* _Extracted entries_
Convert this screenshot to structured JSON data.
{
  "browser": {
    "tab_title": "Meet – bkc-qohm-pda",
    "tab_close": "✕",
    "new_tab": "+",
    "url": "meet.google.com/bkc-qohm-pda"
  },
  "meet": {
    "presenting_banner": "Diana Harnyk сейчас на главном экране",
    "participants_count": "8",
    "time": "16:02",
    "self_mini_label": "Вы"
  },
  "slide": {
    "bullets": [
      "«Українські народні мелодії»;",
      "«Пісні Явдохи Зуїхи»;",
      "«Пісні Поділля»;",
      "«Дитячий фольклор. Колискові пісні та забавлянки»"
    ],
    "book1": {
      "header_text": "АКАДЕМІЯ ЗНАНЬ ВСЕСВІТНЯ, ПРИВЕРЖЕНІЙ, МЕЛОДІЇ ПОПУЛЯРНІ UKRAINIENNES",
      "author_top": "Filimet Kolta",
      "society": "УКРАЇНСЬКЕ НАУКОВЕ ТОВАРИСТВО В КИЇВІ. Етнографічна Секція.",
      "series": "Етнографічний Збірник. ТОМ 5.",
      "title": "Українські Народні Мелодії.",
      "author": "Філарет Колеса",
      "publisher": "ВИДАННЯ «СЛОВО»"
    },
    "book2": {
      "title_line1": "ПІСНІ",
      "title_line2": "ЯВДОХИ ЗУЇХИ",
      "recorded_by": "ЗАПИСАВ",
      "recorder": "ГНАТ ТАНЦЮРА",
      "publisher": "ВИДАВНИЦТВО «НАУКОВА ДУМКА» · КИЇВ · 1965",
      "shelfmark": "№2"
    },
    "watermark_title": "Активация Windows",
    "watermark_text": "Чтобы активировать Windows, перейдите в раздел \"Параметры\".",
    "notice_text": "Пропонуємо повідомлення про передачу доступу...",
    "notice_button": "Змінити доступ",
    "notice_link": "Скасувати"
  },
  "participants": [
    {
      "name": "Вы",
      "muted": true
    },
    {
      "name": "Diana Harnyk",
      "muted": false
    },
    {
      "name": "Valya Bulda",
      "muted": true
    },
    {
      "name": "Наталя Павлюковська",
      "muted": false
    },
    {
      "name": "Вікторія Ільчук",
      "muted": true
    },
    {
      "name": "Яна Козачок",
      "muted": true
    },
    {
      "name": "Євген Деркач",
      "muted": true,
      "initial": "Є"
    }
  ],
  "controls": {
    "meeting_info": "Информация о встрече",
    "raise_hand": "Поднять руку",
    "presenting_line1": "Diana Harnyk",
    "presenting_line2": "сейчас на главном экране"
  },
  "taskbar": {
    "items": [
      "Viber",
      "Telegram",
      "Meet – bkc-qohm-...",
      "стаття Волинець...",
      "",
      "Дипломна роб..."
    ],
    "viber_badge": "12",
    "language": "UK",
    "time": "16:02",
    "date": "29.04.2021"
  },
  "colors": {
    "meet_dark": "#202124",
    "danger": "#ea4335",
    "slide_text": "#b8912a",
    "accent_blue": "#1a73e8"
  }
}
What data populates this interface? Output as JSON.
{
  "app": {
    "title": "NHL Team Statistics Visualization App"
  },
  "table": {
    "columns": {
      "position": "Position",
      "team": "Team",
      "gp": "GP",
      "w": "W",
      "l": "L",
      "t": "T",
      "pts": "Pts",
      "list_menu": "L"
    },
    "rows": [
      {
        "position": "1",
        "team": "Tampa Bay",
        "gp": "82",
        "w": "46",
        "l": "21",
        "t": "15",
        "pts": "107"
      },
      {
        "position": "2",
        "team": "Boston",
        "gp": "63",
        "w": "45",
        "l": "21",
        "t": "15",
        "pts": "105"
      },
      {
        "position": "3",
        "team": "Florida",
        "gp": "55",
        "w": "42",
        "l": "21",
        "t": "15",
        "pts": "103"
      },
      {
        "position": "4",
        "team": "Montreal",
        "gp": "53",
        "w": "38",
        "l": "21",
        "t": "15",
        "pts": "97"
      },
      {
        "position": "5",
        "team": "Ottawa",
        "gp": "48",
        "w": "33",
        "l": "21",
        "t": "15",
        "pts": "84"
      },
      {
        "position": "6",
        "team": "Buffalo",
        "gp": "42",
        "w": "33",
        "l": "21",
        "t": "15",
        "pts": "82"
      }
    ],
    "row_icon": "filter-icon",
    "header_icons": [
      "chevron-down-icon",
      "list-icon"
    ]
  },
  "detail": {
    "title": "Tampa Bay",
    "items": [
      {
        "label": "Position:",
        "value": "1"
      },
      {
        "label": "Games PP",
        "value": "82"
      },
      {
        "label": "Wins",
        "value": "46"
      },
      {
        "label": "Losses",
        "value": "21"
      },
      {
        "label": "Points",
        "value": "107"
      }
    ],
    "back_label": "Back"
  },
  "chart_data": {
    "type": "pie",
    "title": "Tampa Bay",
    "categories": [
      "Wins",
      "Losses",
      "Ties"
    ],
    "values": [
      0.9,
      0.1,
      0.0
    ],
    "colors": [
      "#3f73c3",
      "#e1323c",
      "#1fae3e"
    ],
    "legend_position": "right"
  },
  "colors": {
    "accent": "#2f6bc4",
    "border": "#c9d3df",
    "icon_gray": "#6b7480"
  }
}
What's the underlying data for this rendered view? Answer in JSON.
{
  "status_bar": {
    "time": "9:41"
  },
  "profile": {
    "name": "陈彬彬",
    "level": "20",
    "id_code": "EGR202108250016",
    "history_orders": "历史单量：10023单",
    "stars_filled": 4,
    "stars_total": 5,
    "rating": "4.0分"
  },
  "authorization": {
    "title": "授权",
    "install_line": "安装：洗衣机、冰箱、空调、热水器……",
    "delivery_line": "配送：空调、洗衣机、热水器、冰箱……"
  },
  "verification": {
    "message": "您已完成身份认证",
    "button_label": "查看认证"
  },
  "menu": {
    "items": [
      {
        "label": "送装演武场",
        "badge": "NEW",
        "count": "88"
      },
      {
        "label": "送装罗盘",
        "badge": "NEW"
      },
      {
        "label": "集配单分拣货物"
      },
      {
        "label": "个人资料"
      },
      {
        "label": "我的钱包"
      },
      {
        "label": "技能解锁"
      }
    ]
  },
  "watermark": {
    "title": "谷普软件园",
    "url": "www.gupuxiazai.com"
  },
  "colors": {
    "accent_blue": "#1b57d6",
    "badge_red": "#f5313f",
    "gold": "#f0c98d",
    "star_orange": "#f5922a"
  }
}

* _Directive_
Each record above should be returned exactly as it appears.

* _Solved exercise_
Convert this screenshot to structured JSON data.
{
  "browser": {
    "tab_title": "Meet – bkc-qohm-pda",
    "tab_close": "✕",
    "new_tab": "+",
    "url": "meet.google.com/bkc-qohm-pda"
  },
  "meet": {
    "presenting_banner": "Diana Harnyk сейчас на главном экране",
    "participants_count": "8",
    "time": "16:02",
    "self_mini_label": "Вы"
  },
  "slide": {
    "bullets": [
      "«Українські народні мелодії»;",
      "«Пісні Явдохи Зуїхи»;",
      "«Пісні Поділля»;",
      "«Дитячий фольклор. Колискові пісні та забавлянки»"
    ],
    "book1": {
      "header_text": "АКАДЕМІЯ ЗНАНЬ ВСЕСВІТНЯ, ПРИВЕРЖЕНІЙ, МЕЛОДІЇ ПОПУЛЯРНІ UKRAINIENNES",
      "author_top": "Filimet Kolta",
      "society": "УКРАЇНСЬКЕ НАУКОВЕ ТОВАРИСТВО В КИЇВІ. Етнографічна Секція.",
      "series": "Етнографічний Збірник. ТОМ 5.",
      "title": "Українські Народні Мелодії.",
      "author": "Філарет Колеса",
      "publisher": "ВИДАННЯ «СЛОВО»"
    },
    "book2": {
      "title_line1": "ПІСНІ",
      "title_line2": "ЯВДОХИ ЗУЇХИ",
      "recorded_by": "ЗАПИСАВ",
      "recorder": "ГНАТ ТАНЦЮРА",
      "publisher": "ВИДАВНИЦТВО «НАУКОВА ДУМКА» · КИЇВ · 1965",
      "shelfmark": "№2"
    },
    "watermark_title": "Активация Windows",
    "watermark_text": "Чтобы активировать Windows, перейдите в раздел \"Параметры\".",
    "notice_text": "Пропонуємо повідомлення про передачу доступу...",
    "notice_button": "Змінити доступ",
    "notice_link": "Скасувати"
  },
  "participants": [
    {
      "name": "Вы",
      "muted": true
    },
    {
      "name": "Diana Harnyk",
      "muted": false
    },
    {
      "name": "Valya Bulda",
      "muted": true
    },
    {
      "name": "Наталя Павлюковська",
      "muted": false
    },
    {
      "name": "Вікторія Ільчук",
      "muted": true
    },
    {
      "name": "Яна Козачок",
      "muted": true
    },
    {
      "name": "Євген Деркач",
      "muted": true,
      "initial": "Є"
    }
  ],
  "controls": {
    "meeting_info": "Информация о встрече",
    "raise_hand": "Поднять руку",
    "presenting_line1": "Diana Harnyk",
    "presenting_line2": "сейчас на главном экране"
  },
  "taskbar": {
    "items": [
      "Viber",
      "Telegram",
      "Meet – bkc-qohm-...",
      "стаття Волинець...",
      "",
      "Дипломна роб..."
    ],
    "viber_badge": "12",
    "language": "UK",
    "time": "16:02",
    "date": "29.04.2021"
  },
  "colors": {
    "meet_dark": "#202124",
    "danger": "#ea4335",
    "slide_text": "#b8912a",
    "accent_blue": "#1a73e8"
  }
}
What data populates this interface? Output as JSON.
{
  "app": {
    "title": "NHL Team Statistics Visualization App"
  },
  "table": {
    "columns": {
      "position": "Position",
      "team": "Team",
      "gp": "GP",
      "w": "W",
      "l": "L",
      "t": "T",
      "pts": "Pts",
      "list_menu": "L"
    },
    "rows": [
      {
        "position": "1",
        "team": "Tampa Bay",
        "gp": "82",
        "w": "46",
        "l": "21",
        "t": "15",
        "pts": "107"
      },
      {
        "position": "2",
        "team": "Boston",
        "gp": "63",
        "w": "45",
        "l": "21",
        "t": "15",
        "pts": "105"
      },
      {
        "position": "3",
        "team": "Florida",
        "gp": "55",
        "w": "42",
        "l": "21",
        "t": "15",
        "pts": "103"
      },
      {
        "position": "4",
        "team": "Montreal",
        "gp": "53",
        "w": "38",
        "l": "21",
        "t": "15",
        "pts": "97"
      },
      {
        "position": "5",
        "team": "Ottawa",
        "gp": "48",
        "w": "33",
        "l": "21",
        "t": "15",
        "pts": "84"
      },
      {
        "position": "6",
        "team": "Buffalo",
        "gp": "42",
        "w": "33",
        "l": "21",
        "t": "15",
        "pts": "82"
      }
    ],
    "row_icon": "filter-icon",
    "header_icons": [
      "chevron-down-icon",
      "list-icon"
    ]
  },
  "detail": {
    "title": "Tampa Bay",
    "items": [
      {
        "label": "Position:",
        "value": "1"
      },
      {
        "label": "Games PP",
        "value": "82"
      },
      {
        "label": "Wins",
        "value": "46"
      },
      {
        "label": "Losses",
        "value": "21"
      },
      {
        "label": "Points",
        "value": "107"
      }
    ],
    "back_label": "Back"
  },
  "chart_data": {
    "type": "pie",
    "title": "Tampa Bay",
    "categories": [
      "Wins",
      "Losses",
      "Ties"
    ],
    "values": [
      0.9,
      0.1,
      0.0
    ],
    "colors": [
      "#3f73c3",
      "#e1323c",
      "#1fae3e"
    ],
    "legend_position": "right"
  },
  "colors": {
    "accent": "#2f6bc4",
    "border": "#c9d3df",
    "icon_gray": "#6b7480"
  }
}
What's the underlying data for this rendered view? Answer in JSON.
{
  "status_bar": {
    "time": "9:41"
  },
  "profile": {
    "name": "陈彬彬",
    "level": "20",
    "id_code": "EGR202108250016",
    "history_orders": "历史单量：10023单",
    "stars_filled": 4,
    "stars_total": 5,
    "rating": "4.0分"
  },
  "authorization": {
    "title": "授权",
    "install_line": "安装：洗衣机、冰箱、空调、热水器……",
    "delivery_line": "配送：空调、洗衣机、热水器、冰箱……"
  },
  "verification": {
    "message": "您已完成身份认证",
    "button_label": "查看认证"
  },
  "menu": {
    "items": [
      {
        "label": "送装演武场",
        "badge": "NEW",
        "count": "88"
      },
      {
        "label": "送装罗盘",
        "badge": "NEW"
      },
      {
        "label": "集配单分拣货物"
      },
      {
        "label": "个人资料"
      },
      {
        "label": "我的钱包"
      },
      {
        "label": "技能解锁"
      }
    ]
  },
  "watermark": {
    "title": "谷普软件园",
    "url": "www.gupuxiazai.com"
  },
  "colors": {
    "accent_blue": "#1b57d6",
    "badge_red": "#f5313f",
    "gold": "#f0c98d",
    "star_orange": "#f5922a"
  }
}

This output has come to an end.